◆ Your goal: Transcribe the listing word for word.
Start Data listing
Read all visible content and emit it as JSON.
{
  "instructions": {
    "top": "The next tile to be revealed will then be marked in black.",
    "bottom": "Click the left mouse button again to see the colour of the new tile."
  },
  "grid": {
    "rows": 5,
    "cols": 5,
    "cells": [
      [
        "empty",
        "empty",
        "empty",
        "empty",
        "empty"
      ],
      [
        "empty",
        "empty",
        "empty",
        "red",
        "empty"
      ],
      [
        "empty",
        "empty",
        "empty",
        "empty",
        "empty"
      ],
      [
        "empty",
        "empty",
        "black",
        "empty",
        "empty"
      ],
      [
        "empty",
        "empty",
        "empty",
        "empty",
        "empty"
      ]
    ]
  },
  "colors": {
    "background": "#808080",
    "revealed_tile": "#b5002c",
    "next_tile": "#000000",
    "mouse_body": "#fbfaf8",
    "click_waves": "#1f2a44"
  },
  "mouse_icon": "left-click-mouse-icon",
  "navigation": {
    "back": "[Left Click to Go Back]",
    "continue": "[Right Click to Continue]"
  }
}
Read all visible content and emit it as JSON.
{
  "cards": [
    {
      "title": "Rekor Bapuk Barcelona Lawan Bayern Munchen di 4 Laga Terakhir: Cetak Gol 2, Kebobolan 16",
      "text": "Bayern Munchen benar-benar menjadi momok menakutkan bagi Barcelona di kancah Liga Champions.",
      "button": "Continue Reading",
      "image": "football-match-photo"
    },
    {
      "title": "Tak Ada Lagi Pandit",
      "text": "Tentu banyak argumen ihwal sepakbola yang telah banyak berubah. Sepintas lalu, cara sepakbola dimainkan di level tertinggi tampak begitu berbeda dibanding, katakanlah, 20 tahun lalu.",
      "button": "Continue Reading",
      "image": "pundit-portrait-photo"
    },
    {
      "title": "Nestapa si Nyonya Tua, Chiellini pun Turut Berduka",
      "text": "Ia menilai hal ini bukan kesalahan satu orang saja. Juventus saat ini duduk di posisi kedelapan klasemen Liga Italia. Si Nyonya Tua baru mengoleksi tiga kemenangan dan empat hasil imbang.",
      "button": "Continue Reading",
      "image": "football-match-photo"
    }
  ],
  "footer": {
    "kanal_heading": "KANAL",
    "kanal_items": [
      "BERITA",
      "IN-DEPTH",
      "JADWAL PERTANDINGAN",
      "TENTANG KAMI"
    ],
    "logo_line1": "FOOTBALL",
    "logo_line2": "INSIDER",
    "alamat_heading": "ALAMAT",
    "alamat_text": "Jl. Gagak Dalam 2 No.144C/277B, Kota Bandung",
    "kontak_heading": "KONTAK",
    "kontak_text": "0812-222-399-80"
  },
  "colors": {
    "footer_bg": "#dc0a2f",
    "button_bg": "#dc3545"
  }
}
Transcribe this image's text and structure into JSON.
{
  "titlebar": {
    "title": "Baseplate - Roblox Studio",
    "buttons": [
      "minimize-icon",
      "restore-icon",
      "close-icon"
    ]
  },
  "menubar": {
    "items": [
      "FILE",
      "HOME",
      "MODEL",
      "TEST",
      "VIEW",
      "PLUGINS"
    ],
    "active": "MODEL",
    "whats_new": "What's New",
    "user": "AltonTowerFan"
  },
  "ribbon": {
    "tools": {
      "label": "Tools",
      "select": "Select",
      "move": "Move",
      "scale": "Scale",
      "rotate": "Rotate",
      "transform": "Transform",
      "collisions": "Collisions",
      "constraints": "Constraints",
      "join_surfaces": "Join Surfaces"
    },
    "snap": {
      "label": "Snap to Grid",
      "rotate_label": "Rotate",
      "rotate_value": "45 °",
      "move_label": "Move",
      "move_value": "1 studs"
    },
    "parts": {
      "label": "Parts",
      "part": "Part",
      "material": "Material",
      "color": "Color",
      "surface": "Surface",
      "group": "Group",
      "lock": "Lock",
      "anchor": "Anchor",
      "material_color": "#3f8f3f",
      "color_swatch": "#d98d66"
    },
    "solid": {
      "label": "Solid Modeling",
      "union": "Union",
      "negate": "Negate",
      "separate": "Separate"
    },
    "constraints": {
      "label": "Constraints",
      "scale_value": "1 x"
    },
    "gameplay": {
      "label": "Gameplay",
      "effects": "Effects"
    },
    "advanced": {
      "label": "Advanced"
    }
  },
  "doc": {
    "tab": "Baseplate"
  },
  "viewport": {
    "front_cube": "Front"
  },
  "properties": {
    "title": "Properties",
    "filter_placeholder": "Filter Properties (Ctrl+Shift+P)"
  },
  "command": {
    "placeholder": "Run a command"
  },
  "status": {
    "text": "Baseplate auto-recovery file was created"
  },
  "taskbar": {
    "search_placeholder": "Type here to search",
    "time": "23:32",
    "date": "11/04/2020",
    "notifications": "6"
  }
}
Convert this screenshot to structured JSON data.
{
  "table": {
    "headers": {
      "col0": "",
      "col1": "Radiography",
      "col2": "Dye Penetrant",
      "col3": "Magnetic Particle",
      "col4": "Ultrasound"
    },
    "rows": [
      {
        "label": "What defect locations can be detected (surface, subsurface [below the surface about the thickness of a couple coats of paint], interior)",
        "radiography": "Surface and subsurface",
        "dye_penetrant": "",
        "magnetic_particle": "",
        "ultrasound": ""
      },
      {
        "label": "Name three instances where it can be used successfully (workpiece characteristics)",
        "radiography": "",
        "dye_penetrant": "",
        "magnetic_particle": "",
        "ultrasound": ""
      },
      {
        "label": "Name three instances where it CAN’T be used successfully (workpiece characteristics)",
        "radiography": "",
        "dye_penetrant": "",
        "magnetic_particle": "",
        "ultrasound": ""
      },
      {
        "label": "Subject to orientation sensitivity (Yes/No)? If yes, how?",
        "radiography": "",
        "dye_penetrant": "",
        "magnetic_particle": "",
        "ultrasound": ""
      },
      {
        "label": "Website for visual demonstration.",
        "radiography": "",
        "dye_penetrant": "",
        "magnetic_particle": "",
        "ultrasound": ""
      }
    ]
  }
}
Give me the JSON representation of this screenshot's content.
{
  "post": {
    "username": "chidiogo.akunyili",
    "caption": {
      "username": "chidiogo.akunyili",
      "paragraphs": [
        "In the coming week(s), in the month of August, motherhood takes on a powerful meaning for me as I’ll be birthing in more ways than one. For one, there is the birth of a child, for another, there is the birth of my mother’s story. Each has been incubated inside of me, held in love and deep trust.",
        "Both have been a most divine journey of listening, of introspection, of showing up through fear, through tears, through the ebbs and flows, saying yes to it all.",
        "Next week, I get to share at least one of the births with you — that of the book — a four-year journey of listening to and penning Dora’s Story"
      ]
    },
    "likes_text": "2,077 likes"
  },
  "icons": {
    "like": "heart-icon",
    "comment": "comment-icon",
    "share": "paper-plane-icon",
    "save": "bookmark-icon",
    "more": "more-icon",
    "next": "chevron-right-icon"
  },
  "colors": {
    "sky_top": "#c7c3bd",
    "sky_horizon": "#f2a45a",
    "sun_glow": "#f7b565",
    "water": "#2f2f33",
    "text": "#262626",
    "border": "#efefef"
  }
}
End Data listing
◆ The solution:
Read all visible content and emit it as JSON.
{
  "instructions": {
    "top": "The next tile to be revealed will then be marked in black.",
    "bottom": "Click the left mouse button again to see the colour of the new tile."
  },
  "grid": {
    "rows": 5,
    "cols": 5,
    "cells": [
      [
        "empty",
        "empty",
        "empty",
        "empty",
        "empty"
      ],
      [
        "empty",
        "empty",
        "empty",
        "red",
        "empty"
      ],
      [
        "empty",
        "empty",
        "empty",
        "empty",
        "empty"
      ],
      [
        "empty",
        "empty",
        "black",
        "empty",
        "empty"
      ],
      [
        "empty",
        "empty",
        "empty",
        "empty",
        "empty"
      ]
    ]
  },
  "colors": {
    "background": "#808080",
    "revealed_tile": "#b5002c",
    "next_tile": "#000000",
    "mouse_body": "#fbfaf8",
    "click_waves": "#1f2a44"
  },
  "mouse_icon": "left-click-mouse-icon",
  "navigation": {
    "back": "[Left Click to Go Back]",
    "continue": "[Right Click to Continue]"
  }
}
Read all visible content and emit it as JSON.
{
  "cards": [
    {
      "title": "Rekor Bapuk Barcelona Lawan Bayern Munchen di 4 Laga Terakhir: Cetak Gol 2, Kebobolan 16",
      "text": "Bayern Munchen benar-benar menjadi momok menakutkan bagi Barcelona di kancah Liga Champions.",
      "button": "Continue Reading",
      "image": "football-match-photo"
    },
    {
      "title": "Tak Ada Lagi Pandit",
      "text": "Tentu banyak argumen ihwal sepakbola yang telah banyak berubah. Sepintas lalu, cara sepakbola dimainkan di level tertinggi tampak begitu berbeda dibanding, katakanlah, 20 tahun lalu.",
      "button": "Continue Reading",
      "image": "pundit-portrait-photo"
    },
    {
      "title": "Nestapa si Nyonya Tua, Chiellini pun Turut Berduka",
      "text": "Ia menilai hal ini bukan kesalahan satu orang saja. Juventus saat ini duduk di posisi kedelapan klasemen Liga Italia. Si Nyonya Tua baru mengoleksi tiga kemenangan dan empat hasil imbang.",
      "button": "Continue Reading",
      "image": "football-match-photo"
    }
  ],
  "footer": {
    "kanal_heading": "KANAL",
    "kanal_items": [
      "BERITA",
      "IN-DEPTH",
      "JADWAL PERTANDINGAN",
      "TENTANG KAMI"
    ],
    "logo_line1": "FOOTBALL",
    "logo_line2": "INSIDER",
    "alamat_heading": "ALAMAT",
    "alamat_text": "Jl. Gagak Dalam 2 No.144C/277B, Kota Bandung",
    "kontak_heading": "KONTAK",
    "kontak_text": "0812-222-399-80"
  },
  "colors": {
    "footer_bg": "#dc0a2f",
    "button_bg": "#dc3545"
  }
}
Transcribe this image's text and structure into JSON.
{
  "titlebar": {
    "title": "Baseplate - Roblox Studio",
    "buttons": [
      "minimize-icon",
      "restore-icon",
      "close-icon"
    ]
  },
  "menubar": {
    "items": [
      "FILE",
      "HOME",
      "MODEL",
      "TEST",
      "VIEW",
      "PLUGINS"
    ],
    "active": "MODEL",
    "whats_new": "What's New",
    "user": "AltonTowerFan"
  },
  "ribbon": {
    "tools": {
      "label": "Tools",
      "select": "Select",
      "move": "Move",
      "scale": "Scale",
      "rotate": "Rotate",
      "transform": "Transform",
      "collisions": "Collisions",
      "constraints": "Constraints",
      "join_surfaces": "Join Surfaces"
    },
    "snap": {
      "label": "Snap to Grid",
      "rotate_label": "Rotate",
      "rotate_value": "45 °",
      "move_label": "Move",
      "move_value": "1 studs"
    },
    "parts": {
      "label": "Parts",
      "part": "Part",
      "material": "Material",
      "color": "Color",
      "surface": "Surface",
      "group": "Group",
      "lock": "Lock",
      "anchor": "Anchor",
      "material_color": "#3f8f3f",
      "color_swatch": "#d98d66"
    },
    "solid": {
      "label": "Solid Modeling",
      "union": "Union",
      "negate": "Negate",
      "separate": "Separate"
    },
    "constraints": {
      "label": "Constraints",
      "scale_value": "1 x"
    },
    "gameplay": {
      "label": "Gameplay",
      "effects": "Effects"
    },
    "advanced": {
      "label": "Advanced"
    }
  },
  "doc": {
    "tab": "Baseplate"
  },
  "viewport": {
    "front_cube": "Front"
  },
  "properties": {
    "title": "Properties",
    "filter_placeholder": "Filter Properties (Ctrl+Shift+P)"
  },
  "command": {
    "placeholder": "Run a command"
  },
  "status": {
    "text": "Baseplate auto-recovery file was created"
  },
  "taskbar": {
    "search_placeholder": "Type here to search",
    "time": "23:32",
    "date": "11/04/2020",
    "notifications": "6"
  }
}
Convert this screenshot to structured JSON data.
{
  "table": {
    "headers": {
      "col0": "",
      "col1": "Radiography",
      "col2": "Dye Penetrant",
      "col3": "Magnetic Particle",
      "col4": "Ultrasound"
    },
    "rows": [
      {
        "label": "What defect locations can be detected (surface, subsurface [below the surface about the thickness of a couple coats of paint], interior)",
        "radiography": "Surface and subsurface",
        "dye_penetrant": "",
        "magnetic_particle": "",
        "ultrasound": ""
      },
      {
        "label": "Name three instances where it can be used successfully (workpiece characteristics)",
        "radiography": "",
        "dye_penetrant": "",
        "magnetic_particle": "",
        "ultrasound": ""
      },
      {
        "label": "Name three instances where it CAN’T be used successfully (workpiece characteristics)",
        "radiography": "",
        "dye_penetrant": "",
        "magnetic_particle": "",
        "ultrasound": ""
      },
      {
        "label": "Subject to orientation sensitivity (Yes/No)? If yes, how?",
        "radiography": "",
        "dye_penetrant": "",
        "magnetic_particle": "",
        "ultrasound": ""
      },
      {
        "label": "Website for visual demonstration.",
        "radiography": "",
        "dye_penetrant": "",
        "magnetic_particle": "",
        "ultrasound": ""
      }
    ]
  }
}
Give me the JSON representation of this screenshot's content.
{
  "post": {
    "username": "chidiogo.akunyili",
    "caption": {
      "username": "chidiogo.akunyili",
      "paragraphs": [
        "In the coming week(s), in the month of August, motherhood takes on a powerful meaning for me as I’ll be birthing in more ways than one. For one, there is the birth of a child, for another, there is the birth of my mother’s story. Each has been incubated inside of me, held in love and deep trust.",
        "Both have been a most divine journey of listening, of introspection, of showing up through fear, through tears, through the ebbs and flows, saying yes to it all.",
        "Next week, I get to share at least one of the births with you — that of the book — a four-year journey of listening to and penning Dora’s Story"
      ]
    },
    "likes_text": "2,077 likes"
  },
  "icons": {
    "like": "heart-icon",
    "comment": "comment-icon",
    "share": "paper-plane-icon",
    "save": "bookmark-icon",
    "more": "more-icon",
    "next": "chevron-right-icon"
  },
  "colors": {
    "sky_top": "#c7c3bd",
    "sky_horizon": "#f2a45a",
    "sun_glow": "#f7b565",
    "water": "#2f2f33",
    "text": "#262626",
    "border": "#efefef"
  }
}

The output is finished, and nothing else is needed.